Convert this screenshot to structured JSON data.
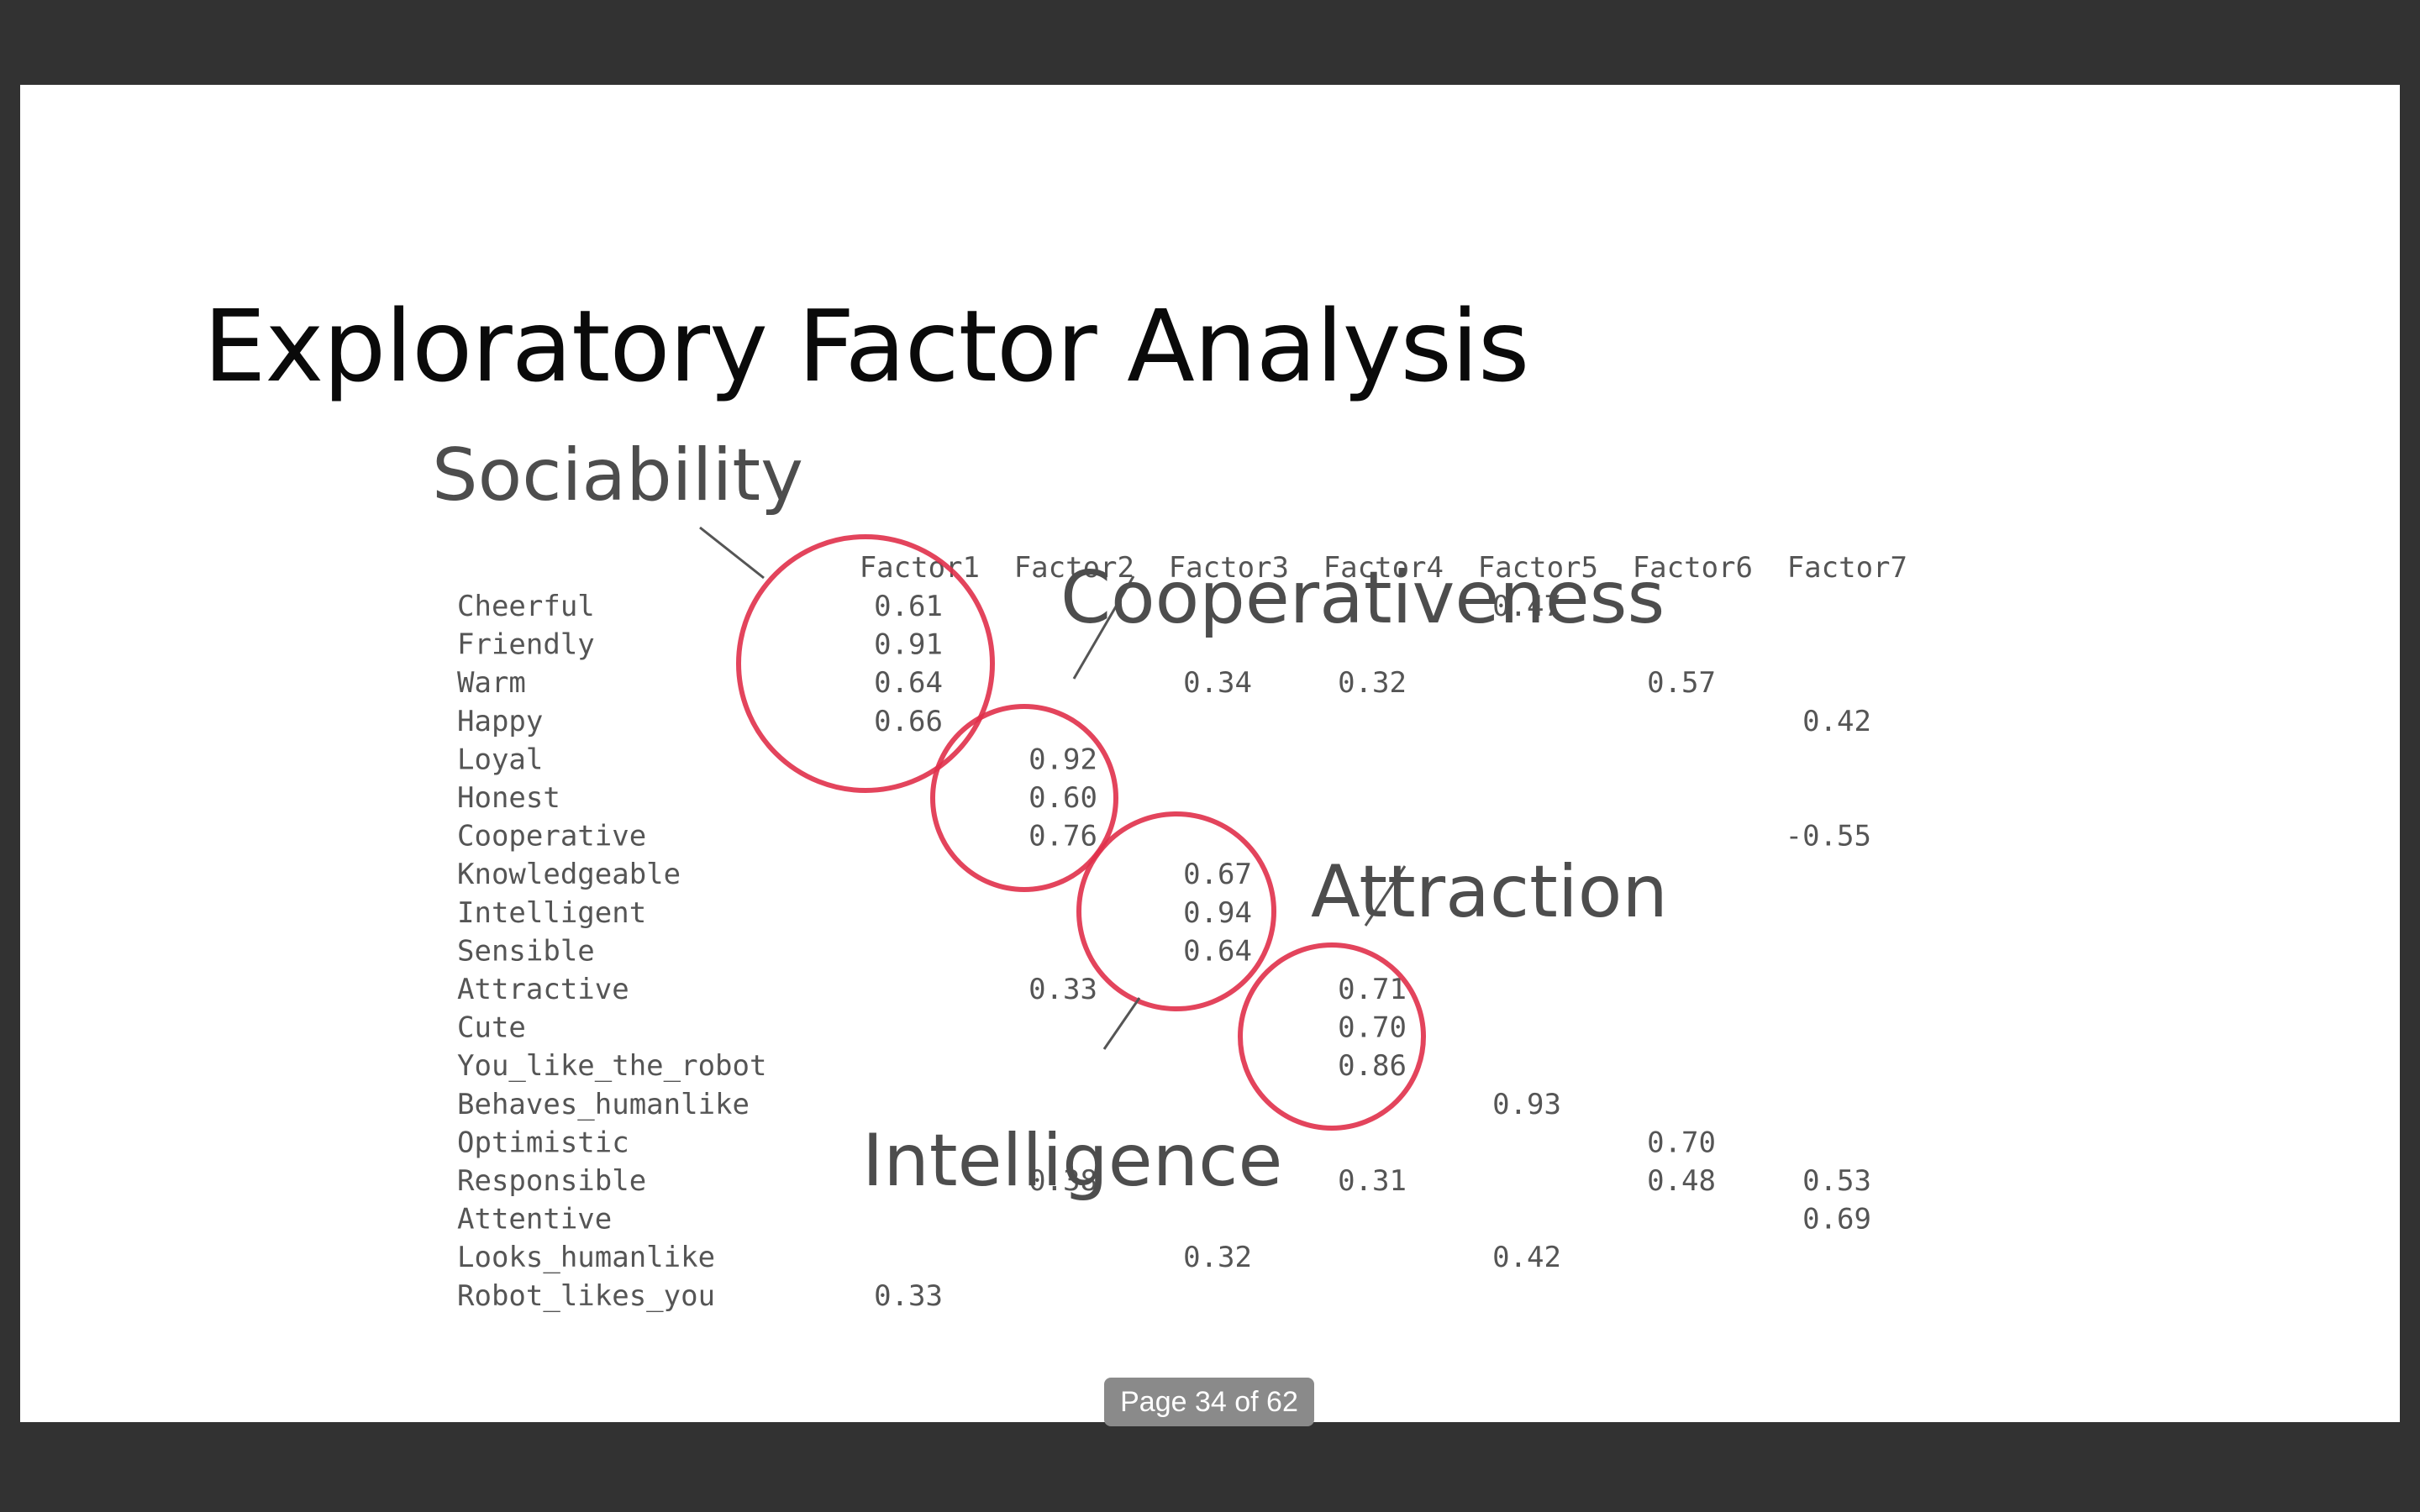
{
  "slide": {
    "title": "Exploratory Factor Analysis"
  },
  "factor_labels": {
    "sociability": "Sociability",
    "cooperativeness": "Cooperativeness",
    "attraction": "Attraction",
    "intelligence": "Intelligence"
  },
  "table": {
    "columns": [
      "Factor1",
      "Factor2",
      "Factor3",
      "Factor4",
      "Factor5",
      "Factor6",
      "Factor7"
    ],
    "rows": [
      {
        "label": "Cheerful",
        "values": [
          "0.61",
          "",
          "",
          "",
          "0.47",
          "",
          ""
        ]
      },
      {
        "label": "Friendly",
        "values": [
          "0.91",
          "",
          "",
          "",
          "",
          "",
          ""
        ]
      },
      {
        "label": "Warm",
        "values": [
          "0.64",
          "",
          "0.34",
          "0.32",
          "",
          "0.57",
          ""
        ]
      },
      {
        "label": "Happy",
        "values": [
          "0.66",
          "",
          "",
          "",
          "",
          "",
          "0.42"
        ]
      },
      {
        "label": "Loyal",
        "values": [
          "",
          "0.92",
          "",
          "",
          "",
          "",
          ""
        ]
      },
      {
        "label": "Honest",
        "values": [
          "",
          "0.60",
          "",
          "",
          "",
          "",
          ""
        ]
      },
      {
        "label": "Cooperative",
        "values": [
          "",
          "0.76",
          "",
          "",
          "",
          "",
          "-0.55"
        ]
      },
      {
        "label": "Knowledgeable",
        "values": [
          "",
          "",
          "0.67",
          "",
          "",
          "",
          ""
        ]
      },
      {
        "label": "Intelligent",
        "values": [
          "",
          "",
          "0.94",
          "",
          "",
          "",
          ""
        ]
      },
      {
        "label": "Sensible",
        "values": [
          "",
          "",
          "0.64",
          "",
          "",
          "",
          ""
        ]
      },
      {
        "label": "Attractive",
        "values": [
          "",
          "0.33",
          "",
          "0.71",
          "",
          "",
          ""
        ]
      },
      {
        "label": "Cute",
        "values": [
          "",
          "",
          "",
          "0.70",
          "",
          "",
          ""
        ]
      },
      {
        "label": "You_like_the_robot",
        "values": [
          "",
          "",
          "",
          "0.86",
          "",
          "",
          ""
        ]
      },
      {
        "label": "Behaves_humanlike",
        "values": [
          "",
          "",
          "",
          "",
          "0.93",
          "",
          ""
        ]
      },
      {
        "label": "Optimistic",
        "values": [
          "",
          "",
          "",
          "",
          "",
          "0.70",
          ""
        ]
      },
      {
        "label": "Responsible",
        "values": [
          "",
          "0.38",
          "",
          "0.31",
          "",
          "0.48",
          "0.53"
        ]
      },
      {
        "label": "Attentive",
        "values": [
          "",
          "",
          "",
          "",
          "",
          "",
          "0.69"
        ]
      },
      {
        "label": "Looks_humanlike",
        "values": [
          "",
          "",
          "0.32",
          "",
          "0.42",
          "",
          ""
        ]
      },
      {
        "label": "Robot_likes_you",
        "values": [
          "0.33",
          "",
          "",
          "",
          "",
          "",
          ""
        ]
      }
    ]
  },
  "viewer": {
    "page_indicator": "Page 34 of 62"
  },
  "colors": {
    "highlight_ring": "#e0304a",
    "slide_background": "#ffffff",
    "viewer_background": "#323232"
  }
}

----

• _WORK INSTRUCTIONS_: Transcribe each line above verbatim, with the pictures left out.

• _EXERCISE RESULT_:
Convert this screenshot to structured JSON data.
{
  "slide": {
    "title": "Exploratory Factor Analysis"
  },
  "factor_labels": {
    "sociability": "Sociability",
    "cooperativeness": "Cooperativeness",
    "attraction": "Attraction",
    "intelligence": "Intelligence"
  },
  "table": {
    "columns": [
      "Factor1",
      "Factor2",
      "Factor3",
      "Factor4",
      "Factor5",
      "Factor6",
      "Factor7"
    ],
    "rows": [
      {
        "label": "Cheerful",
        "values": [
          "0.61",
          "",
          "",
          "",
          "0.47",
          "",
          ""
        ]
      },
      {
        "label": "Friendly",
        "values": [
          "0.91",
          "",
          "",
          "",
          "",
          "",
          ""
        ]
      },
      {
        "label": "Warm",
        "values": [
          "0.64",
          "",
          "0.34",
          "0.32",
          "",
          "0.57",
          ""
        ]
      },
      {
        "label": "Happy",
        "values": [
          "0.66",
          "",
          "",
          "",
          "",
          "",
          "0.42"
        ]
      },
      {
        "label": "Loyal",
        "values": [
          "",
          "0.92",
          "",
          "",
          "",
          "",
          ""
        ]
      },
      {
        "label": "Honest",
        "values": [
          "",
          "0.60",
          "",
          "",
          "",
          "",
          ""
        ]
      },
      {
        "label": "Cooperative",
        "values": [
          "",
          "0.76",
          "",
          "",
          "",
          "",
          "-0.55"
        ]
      },
      {
        "label": "Knowledgeable",
        "values": [
          "",
          "",
          "0.67",
          "",
          "",
          "",
          ""
        ]
      },
      {
        "label": "Intelligent",
        "values": [
          "",
          "",
          "0.94",
          "",
          "",
          "",
          ""
        ]
      },
      {
        "label": "Sensible",
        "values": [
          "",
          "",
          "0.64",
          "",
          "",
          "",
          ""
        ]
      },
      {
        "label": "Attractive",
        "values": [
          "",
          "0.33",
          "",
          "0.71",
          "",
          "",
          ""
        ]
      },
      {
        "label": "Cute",
        "values": [
          "",
          "",
          "",
          "0.70",
          "",
          "",
          ""
        ]
      },
      {
        "label": "You_like_the_robot",
        "values": [
          "",
          "",
          "",
          "0.86",
          "",
          "",
          ""
        ]
      },
      {
        "label": "Behaves_humanlike",
        "values": [
          "",
          "",
          "",
          "",
          "0.93",
          "",
          ""
        ]
      },
      {
        "label": "Optimistic",
        "values": [
          "",
          "",
          "",
          "",
          "",
          "0.70",
          ""
        ]
      },
      {
        "label": "Responsible",
        "values": [
          "",
          "0.38",
          "",
          "0.31",
          "",
          "0.48",
          "0.53"
        ]
      },
      {
        "label": "Attentive",
        "values": [
          "",
          "",
          "",
          "",
          "",
          "",
          "0.69"
        ]
      },
      {
        "label": "Looks_humanlike",
        "values": [
          "",
          "",
          "0.32",
          "",
          "0.42",
          "",
          ""
        ]
      },
      {
        "label": "Robot_likes_you",
        "values": [
          "0.33",
          "",
          "",
          "",
          "",
          "",
          ""
        ]
      }
    ]
  },
  "viewer": {
    "page_indicator": "Page 34 of 62"
  },
  "colors": {
    "highlight_ring": "#e0304a",
    "slide_background": "#ffffff",
    "viewer_background": "#323232"
  }
}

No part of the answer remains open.